WORK TO BE COMPLETED: Show every line below where "pode" can be found.

DATA EXCERPTS:
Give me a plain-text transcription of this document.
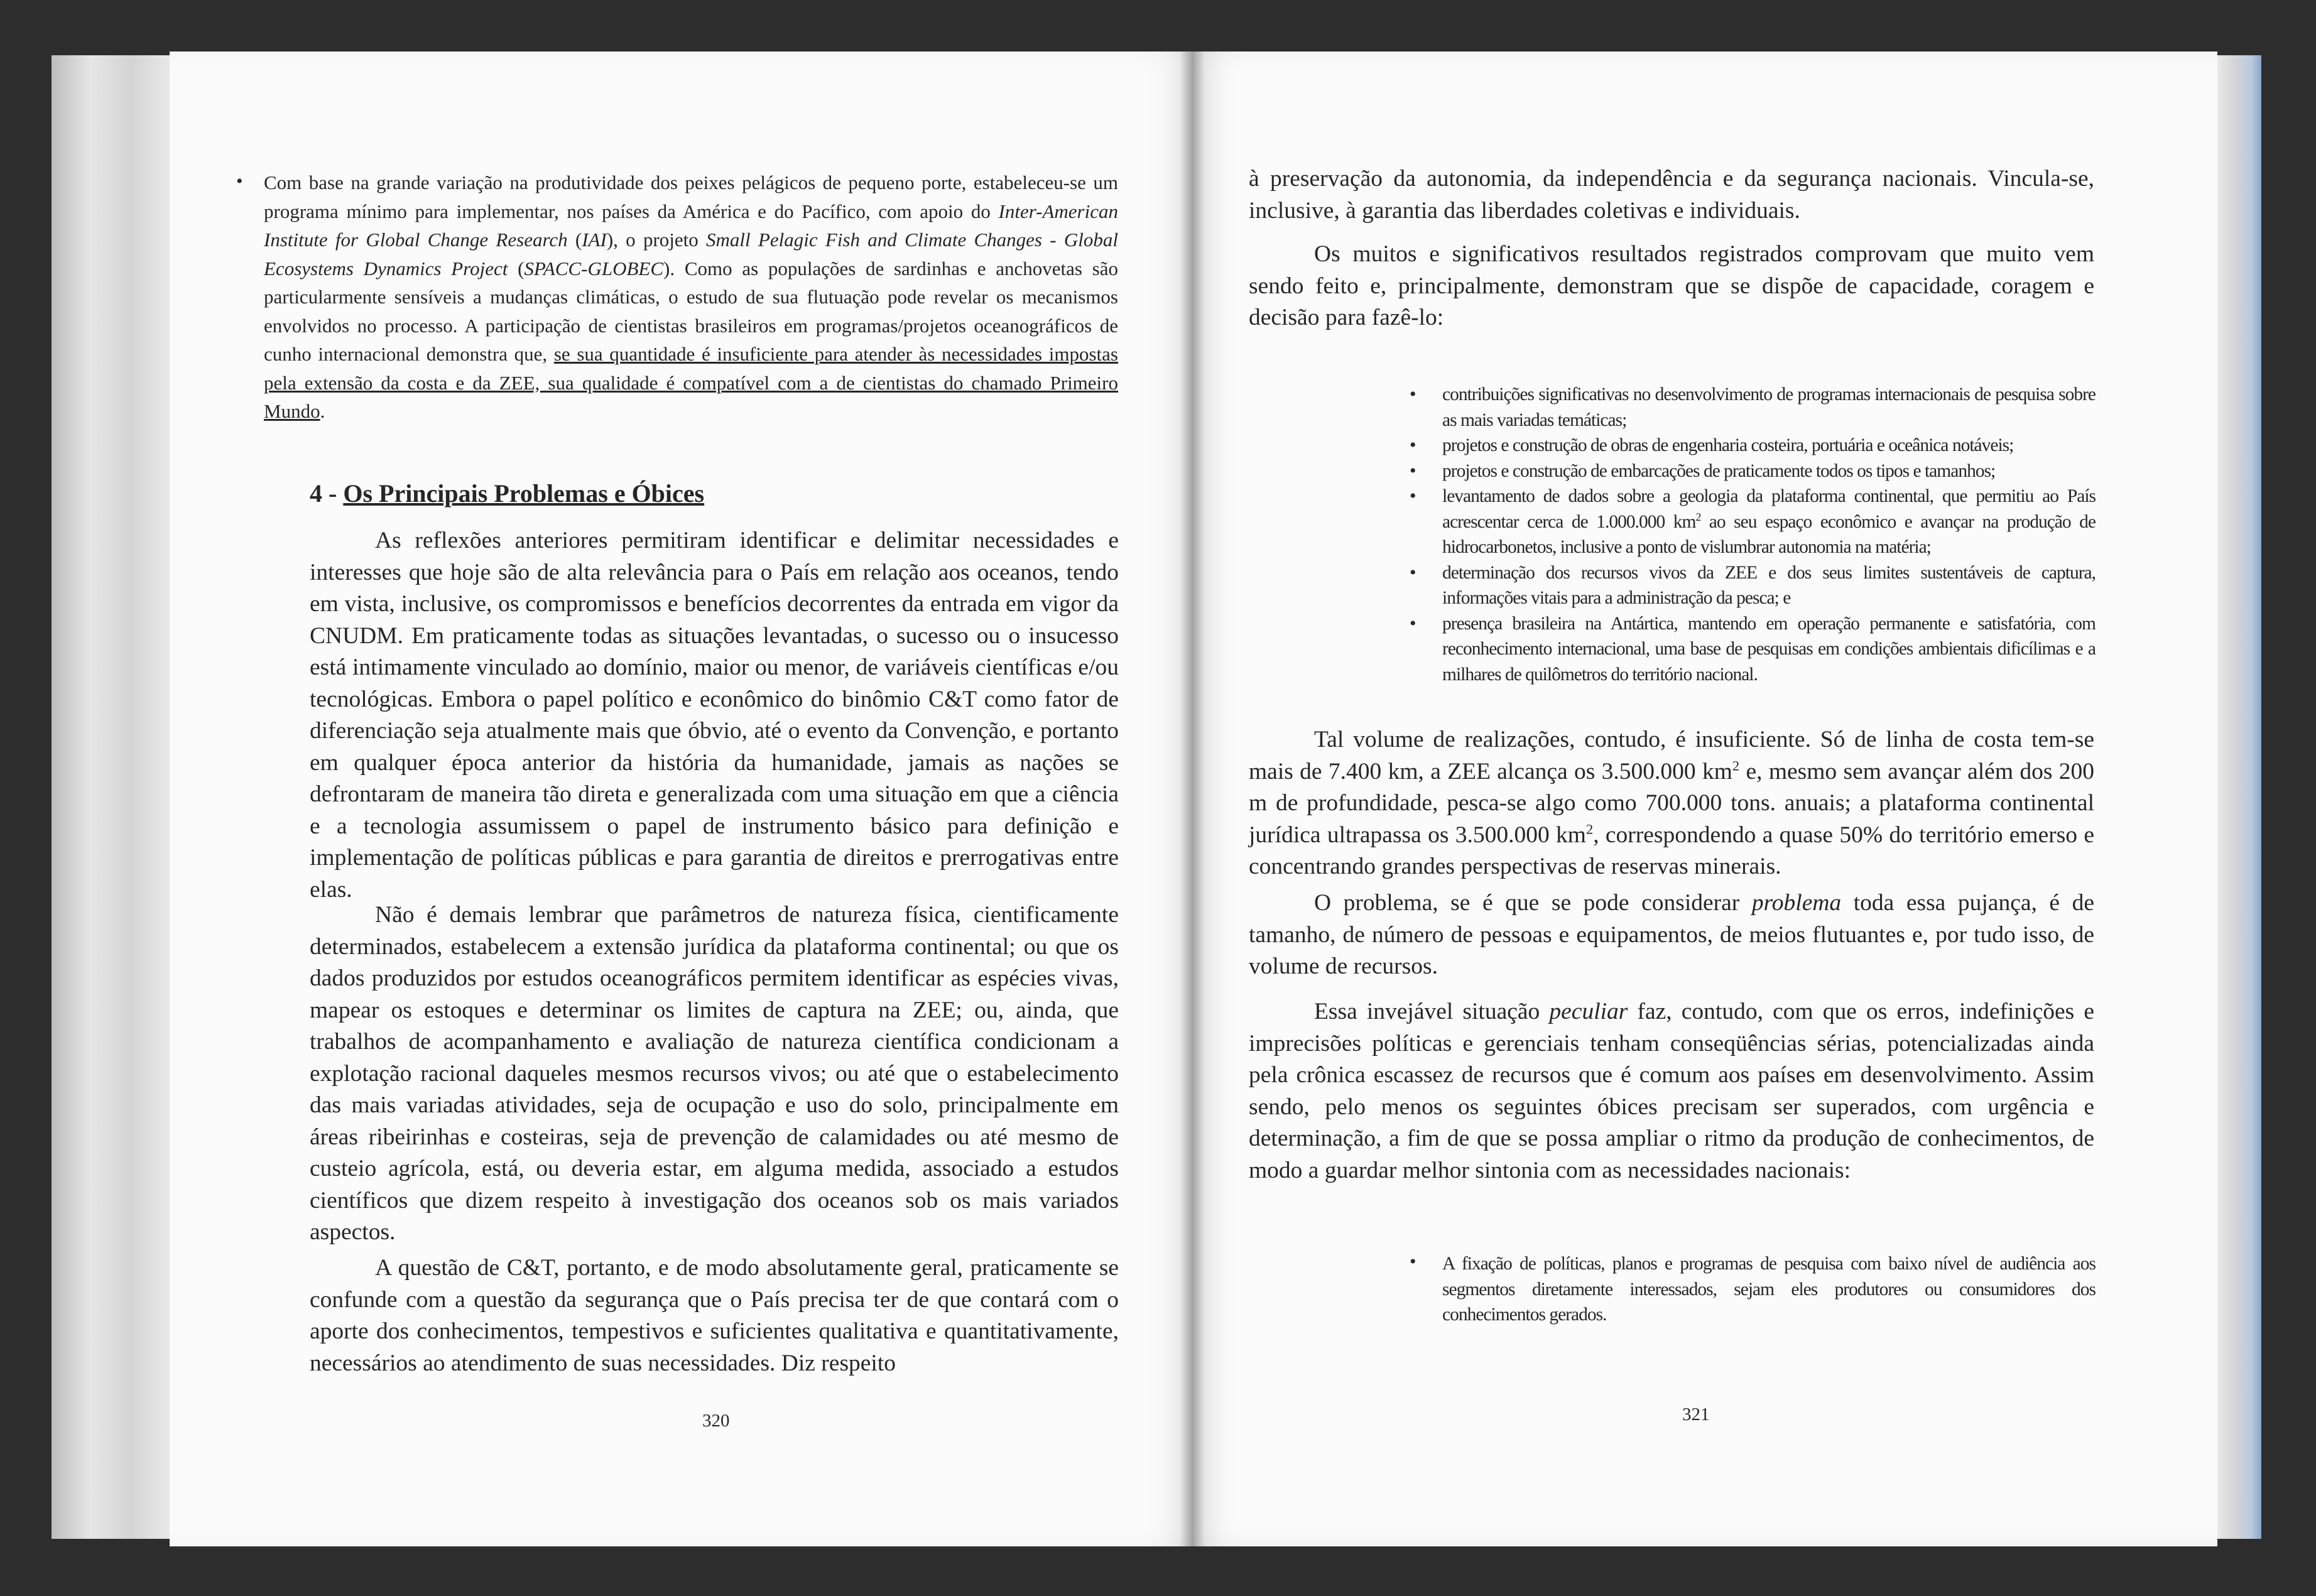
• Com base na grande variação na produtividade dos peixes pelágicos de pequeno porte, estabeleceu-se um programa mínimo para implementar, nos países da América e do Pacífico, com apoio do Inter-American Institute for Global Change Research (IAI), o projeto Small Pelagic Fish and Climate Changes - Global Ecosystems Dynamics Project (SPACC-GLOBEC). Como as populações de sardinhas e anchovetas são particularmente sensíveis a mudanças climáticas, o estudo de sua flutuação pode revelar os mecanismos envolvidos no processo. A participação de cientistas brasileiros em programas/projetos oceanográficos de cunho internacional demonstra que, se sua quantidade é insuficiente para atender às necessidades impostas pela extensão da costa e da ZEE, sua qualidade é compatível com a de cientistas do chamado Primeiro Mundo.
4 - Os Principais Problemas e Óbices
As reflexões anteriores permitiram identificar e delimitar necessidades e interesses que hoje são de alta relevância para o País em relação aos oceanos, tendo em vista, inclusive, os compromissos e benefícios decorrentes da entrada em vigor da CNUDM. Em praticamente todas as situações levantadas, o sucesso ou o insucesso está intimamente vinculado ao domínio, maior ou menor, de variáveis científicas e/ou tecnológicas. Embora o papel político e econômico do binômio C&T como fator de diferenciação seja atualmente mais que óbvio, até o evento da Convenção, e portanto em qualquer época anterior da história da humanidade, jamais as nações se defrontaram de maneira tão direta e generalizada com uma situação em que a ciência e a tecnologia assumissem o papel de instrumento básico para definição e implementação de políticas públicas e para garantia de direitos e prerrogativas entre elas.
Não é demais lembrar que parâmetros de natureza física, cientificamente determinados, estabelecem a extensão jurídica da plataforma continental; ou que os dados produzidos por estudos oceanográficos permitem identificar as espécies vivas, mapear os estoques e determinar os limites de captura na ZEE; ou, ainda, que trabalhos de acompanhamento e avaliação de natureza científica condicionam a explotação racional daqueles mesmos recursos vivos; ou até que o estabelecimento das mais variadas atividades, seja de ocupação e uso do solo, principalmente em áreas ribeirinhas e costeiras, seja de prevenção de calamidades ou até mesmo de custeio agrícola, está, ou deveria estar, em alguma medida, associado a estudos científicos que dizem respeito à investigação dos oceanos sob os mais variados aspectos.
A questão de C&T, portanto, e de modo absolutamente geral, praticamente se confunde com a questão da segurança que o País precisa ter de que contará com o aporte dos conhecimentos, tempestivos e suficientes qualitativa e quantitativamente, necessários ao atendimento de suas necessidades. Diz respeito
320
à preservação da autonomia, da independência e da segurança nacionais. Vincula-se, inclusive, à garantia das liberdades coletivas e individuais.
Os muitos e significativos resultados registrados comprovam que muito vem sendo feito e, principalmente, demonstram que se dispõe de capacidade, coragem e decisão para fazê-lo:
• contribuições significativas no desenvolvimento de programas internacionais de pesquisa sobre as mais variadas temáticas;
• projetos e construção de obras de engenharia costeira, portuária e oceânica notáveis;
• projetos e construção de embarcações de praticamente todos os tipos e tamanhos;
• levantamento de dados sobre a geologia da plataforma continental, que permitiu ao País acrescentar cerca de 1.000.000 $km^2$ ao seu espaço econômico e avançar na produção de hidrocarbonetos, inclusive a ponto de vislumbrar autonomia na matéria;
• determinação dos recursos vivos da ZEE e dos seus limites sustentáveis de captura, informações vitais para a administração da pesca; e
• presença brasileira na Antártica, mantendo em operação permanente e satisfatória, com reconhecimento internacional, uma base de pesquisas em condições ambientais dificílimas e a milhares de quilômetros do território nacional.
Tal volume de realizações, contudo, é insuficiente. Só de linha de costa tem-se mais de 7.400 km, a ZEE alcança os 3.500.000 $km^2$ e, mesmo sem avançar além dos 200 m de profundidade, pesca-se algo como 700.000 tons. anuais; a plataforma continental jurídica ultrapassa os 3.500.000 $km^2$, correspondendo a quase 50% do território emerso e concentrando grandes perspectivas de reservas minerais.
O problema, se é que se pode considerar problema toda essa pujança, é de tamanho, de número de pessoas e equipamentos, de meios flutuantes e, por tudo isso, de volume de recursos.
Essa invejável situação peculiar faz, contudo, com que os erros, indefinições e imprecisões políticas e gerenciais tenham conseqüências sérias, potencializadas ainda pela crônica escassez de recursos que é comum aos países em desenvolvimento. Assim sendo, pelo menos os seguintes óbices precisam ser superados, com urgência e determinação, a fim de que se possa ampliar o ritmo da produção de conhecimentos, de modo a guardar melhor sintonia com as necessidades nacionais:
• A fixação de políticas, planos e programas de pesquisa com baixo nível de audiência aos segmentos diretamente interessados, sejam eles produtores ou consumidores dos conhecimentos gerados.
321
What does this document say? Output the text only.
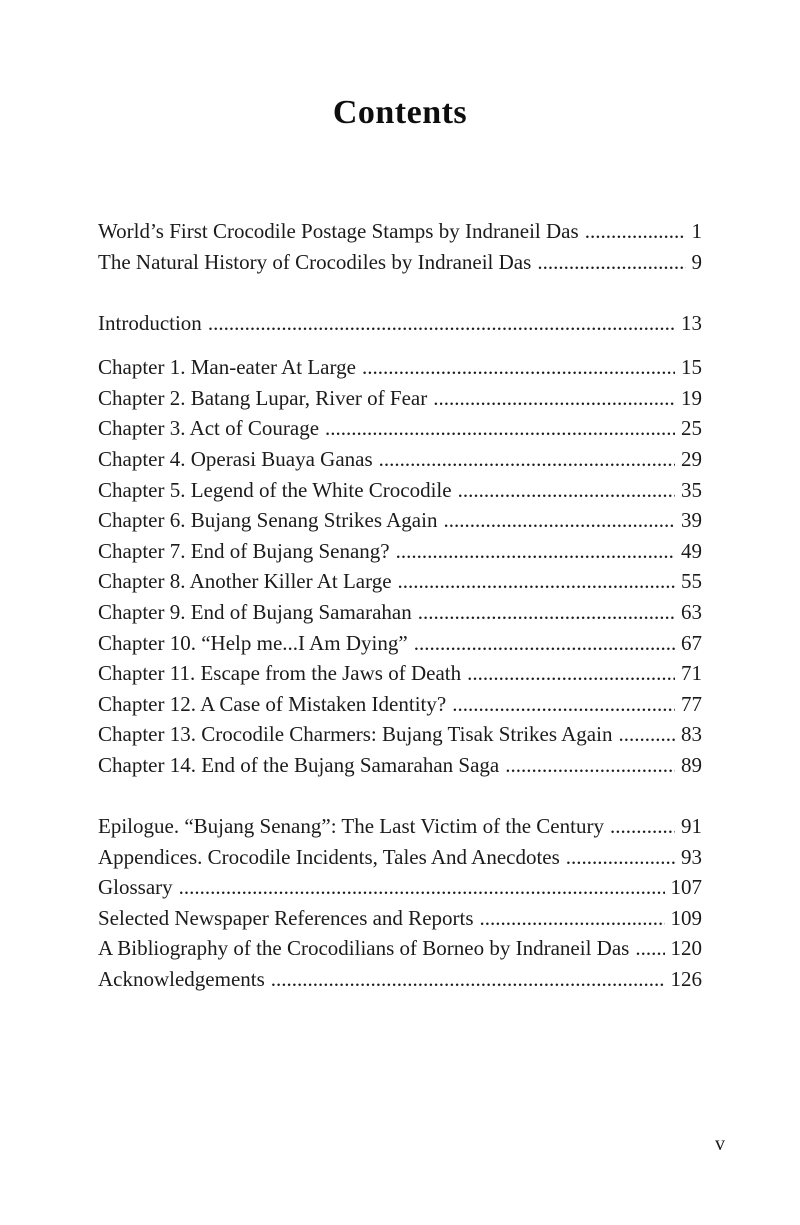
Contents
World’s First Crocodile Postage Stamps by Indraneil Das .....	1
The Natural History of Crocodiles by Indraneil Das .....	9
Introduction .....	13
Chapter 1. Man-eater At Large .....	15
Chapter 2. Batang Lupar, River of Fear .....	19
Chapter 3. Act of Courage .....	25
Chapter 4. Operasi Buaya Ganas .....	29
Chapter 5. Legend of the White Crocodile .....	35
Chapter 6. Bujang Senang Strikes Again .....	39
Chapter 7. End of Bujang Senang? .....	49
Chapter 8. Another Killer At Large .....	55
Chapter 9. End of Bujang Samarahan .....	63
Chapter 10. “Help me...I Am Dying” .....	67
Chapter 11. Escape from the Jaws of Death .....	71
Chapter 12. A Case of Mistaken Identity? .....	77
Chapter 13. Crocodile Charmers: Bujang Tisak Strikes Again .....	83
Chapter 14. End of the Bujang Samarahan Saga .....	89
Epilogue. “Bujang Senang”: The Last Victim of the Century .....	91
Appendices. Crocodile Incidents, Tales And Anecdotes .....	93
Glossary .....	107
Selected Newspaper References and Reports .....	109
A Bibliography of the Crocodilians of Borneo by Indraneil Das ..... 120
Acknowledgements .....	126
v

RIGHT ANSWER:
• Com base na grande variação na produtividade dos peixes pelágicos de pequeno porte, estabeleceu-se um programa mínimo para implementar, nos países da América e do Pacífico, com apoio do Inter-American Institute for Global Change Research (IAI), o projeto Small Pelagic Fish and Climate Changes - Global Ecosystems Dynamics Project (SPACC-GLOBEC). Como as populações de sardinhas e anchovetas são particularmente sensíveis a mudanças climáticas, o estudo de sua flutuação pode revelar os mecanismos envolvidos no processo. A participação de cientistas brasileiros em programas/projetos oceanográficos de cunho internacional demonstra que, se sua quantidade é insuficiente para atender às necessidades impostas pela extensão da costa e da ZEE, sua qualidade é compatível com a de cientistas do chamado Primeiro Mundo.
O problema, se é que se pode considerar problema toda essa pujança, é de tamanho, de número de pessoas e equipamentos, de meios flutuantes e, por tudo isso, de volume de recursos.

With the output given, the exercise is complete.